▶ _Task details_
Return the records that follow unaltered. Omit every picture.
━━━ Stored records
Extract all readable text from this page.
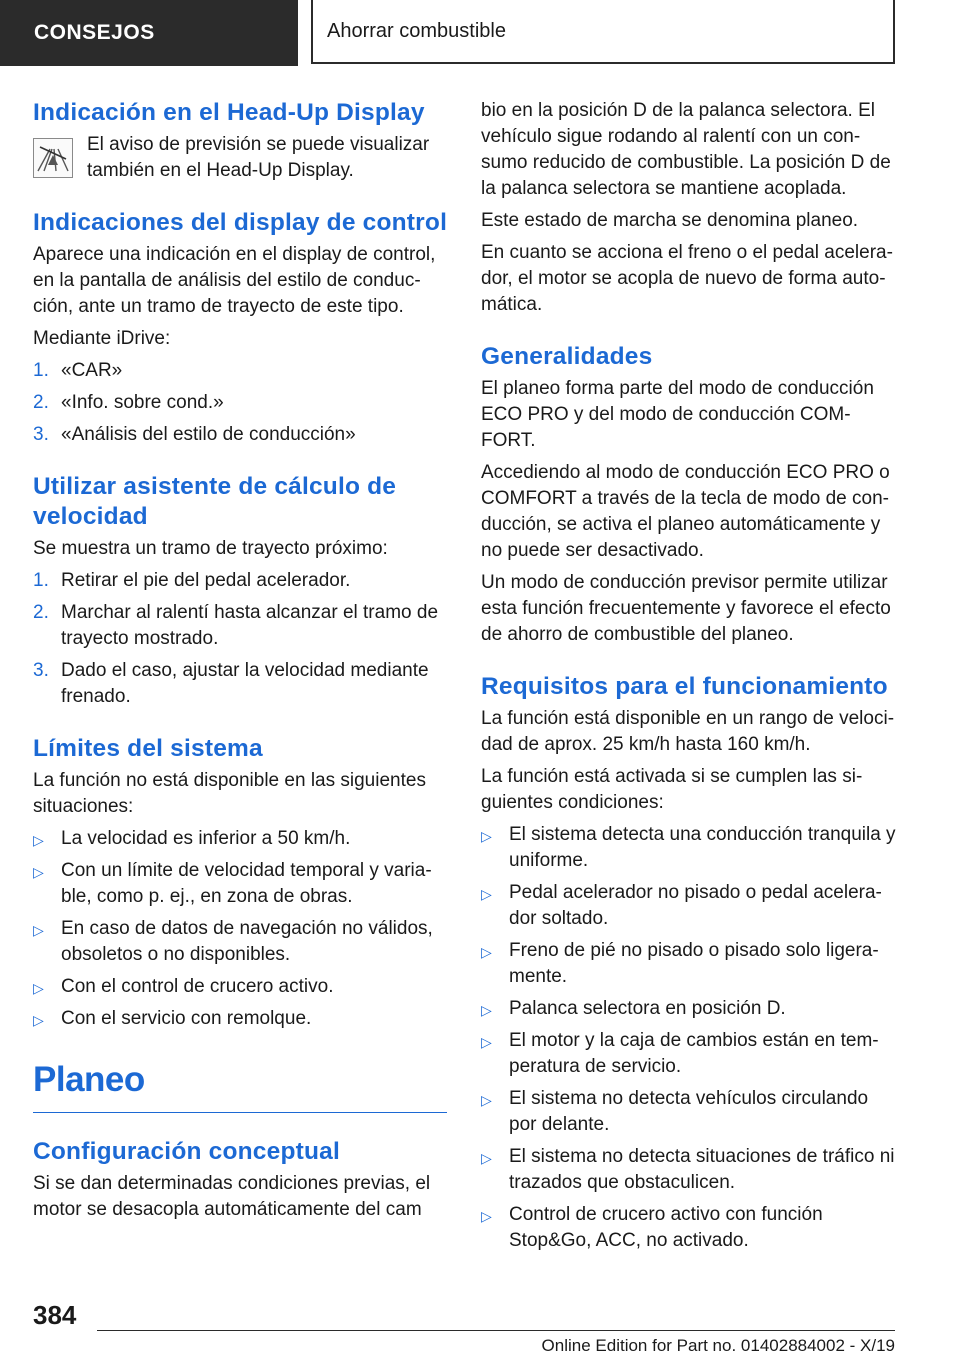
CONSEJOS	Ahorrar combustible
Indicación en el Head-Up Display

El aviso de previsión se puede visualizar también en el Head-Up Display.

Indicaciones del display de control

Aparece una indicación en el display de control, en la pantalla de análisis del estilo de conducción, ante un tramo de trayecto de este tipo.

Mediante iDrive:

1. «CAR»
2. «Info. sobre cond.»
3. «Análisis del estilo de conducción»
Utilizar asistente de cálculo de velocidad

Se muestra un tramo de trayecto próximo:

1. Retirar el pie del pedal acelerador.
2. Marchar al ralentí hasta alcanzar el tramo de trayecto mostrado.
3. Dado el caso, ajustar la velocidad mediante frenado.
Límites del sistema

La función no está disponible en las siguientes situaciones:

▷ La velocidad es inferior a 50 km/h.
▷ Con un límite de velocidad temporal y variable, como p. ej., en zona de obras.
▷ En caso de datos de navegación no válidos, obsoletos o no disponibles.
▷ Con el control de crucero activo.
▷ Con el servicio con remolque.
Planeo
Configuración conceptual

Si se dan determinadas condiciones previas, el motor se desacopla automáticamente del cam

bio en la posición D de la palanca selectora. El vehículo sigue rodando al ralentí con un consumo reducido de combustible. La posición D de la palanca selectora se mantiene acoplada.

Este estado de marcha se denomina planeo.

En cuanto se acciona el freno o el pedal acelerador, el motor se acopla de nuevo de forma automática.

Generalidades

El planeo forma parte del modo de conducción ECO PRO y del modo de conducción COMFORT.

Accediendo al modo de conducción ECO PRO o COMFORT a través de la tecla de modo de conducción, se activa el planeo automáticamente y no puede ser desactivado.

Un modo de conducción previsor permite utilizar esta función frecuentemente y favorece el efecto de ahorro de combustible del planeo.

Requisitos para el funcionamiento

La función está disponible en un rango de velocidad de aprox. 25 km/h hasta 160 km/h.

La función está activada si se cumplen las siguientes condiciones:

▷ El sistema detecta una conducción tranquila y uniforme.
▷ Pedal acelerador no pisado o pedal acelerador soltado.
▷ Freno de pié no pisado o pisado solo ligeramente.
▷ Palanca selectora en posición D.
▷ El motor y la caja de cambios están en temperatura de servicio.
▷ El sistema no detecta vehículos circulando por delante.
▷ El sistema no detecta situaciones de tráfico ni trazados que obstaculicen.
▷ Control de crucero activo con función Stop&Go, ACC, no activado.
384
Online Edition for Part no. 01402884002 - X/19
━━━━━━
▶ _Task output_
Extract all readable text from this page.
CONSEJOS	Ahorrar combustible
Indicación en el Head-Up Display

El aviso de previsión se puede visualizar también en el Head-Up Display.

Indicaciones del display de control

Aparece una indicación en el display de control, en la pantalla de análisis del estilo de conducción, ante un tramo de trayecto de este tipo.

Mediante iDrive:

1. «CAR»
2. «Info. sobre cond.»
3. «Análisis del estilo de conducción»
Utilizar asistente de cálculo de velocidad

Se muestra un tramo de trayecto próximo:

1. Retirar el pie del pedal acelerador.
2. Marchar al ralentí hasta alcanzar el tramo de trayecto mostrado.
3. Dado el caso, ajustar la velocidad mediante frenado.
Límites del sistema

La función no está disponible en las siguientes situaciones:

▷ La velocidad es inferior a 50 km/h.
▷ Con un límite de velocidad temporal y variable, como p. ej., en zona de obras.
▷ En caso de datos de navegación no válidos, obsoletos o no disponibles.
▷ Con el control de crucero activo.
▷ Con el servicio con remolque.
Planeo
Configuración conceptual

Si se dan determinadas condiciones previas, el motor se desacopla automáticamente del cam

bio en la posición D de la palanca selectora. El vehículo sigue rodando al ralentí con un consumo reducido de combustible. La posición D de la palanca selectora se mantiene acoplada.

Este estado de marcha se denomina planeo.

En cuanto se acciona el freno o el pedal acelerador, el motor se acopla de nuevo de forma automática.

Generalidades

El planeo forma parte del modo de conducción ECO PRO y del modo de conducción COMFORT.

Accediendo al modo de conducción ECO PRO o COMFORT a través de la tecla de modo de conducción, se activa el planeo automáticamente y no puede ser desactivado.

Un modo de conducción previsor permite utilizar esta función frecuentemente y favorece el efecto de ahorro de combustible del planeo.

Requisitos para el funcionamiento

La función está disponible en un rango de velocidad de aprox. 25 km/h hasta 160 km/h.

La función está activada si se cumplen las siguientes condiciones:

▷ El sistema detecta una conducción tranquila y uniforme.
▷ Pedal acelerador no pisado o pedal acelerador soltado.
▷ Freno de pié no pisado o pisado solo ligeramente.
▷ Palanca selectora en posición D.
▷ El motor y la caja de cambios están en temperatura de servicio.
▷ El sistema no detecta vehículos circulando por delante.
▷ El sistema no detecta situaciones de tráfico ni trazados que obstaculicen.
▷ Control de crucero activo con función Stop&Go, ACC, no activado.
384
Online Edition for Part no. 01402884002 - X/19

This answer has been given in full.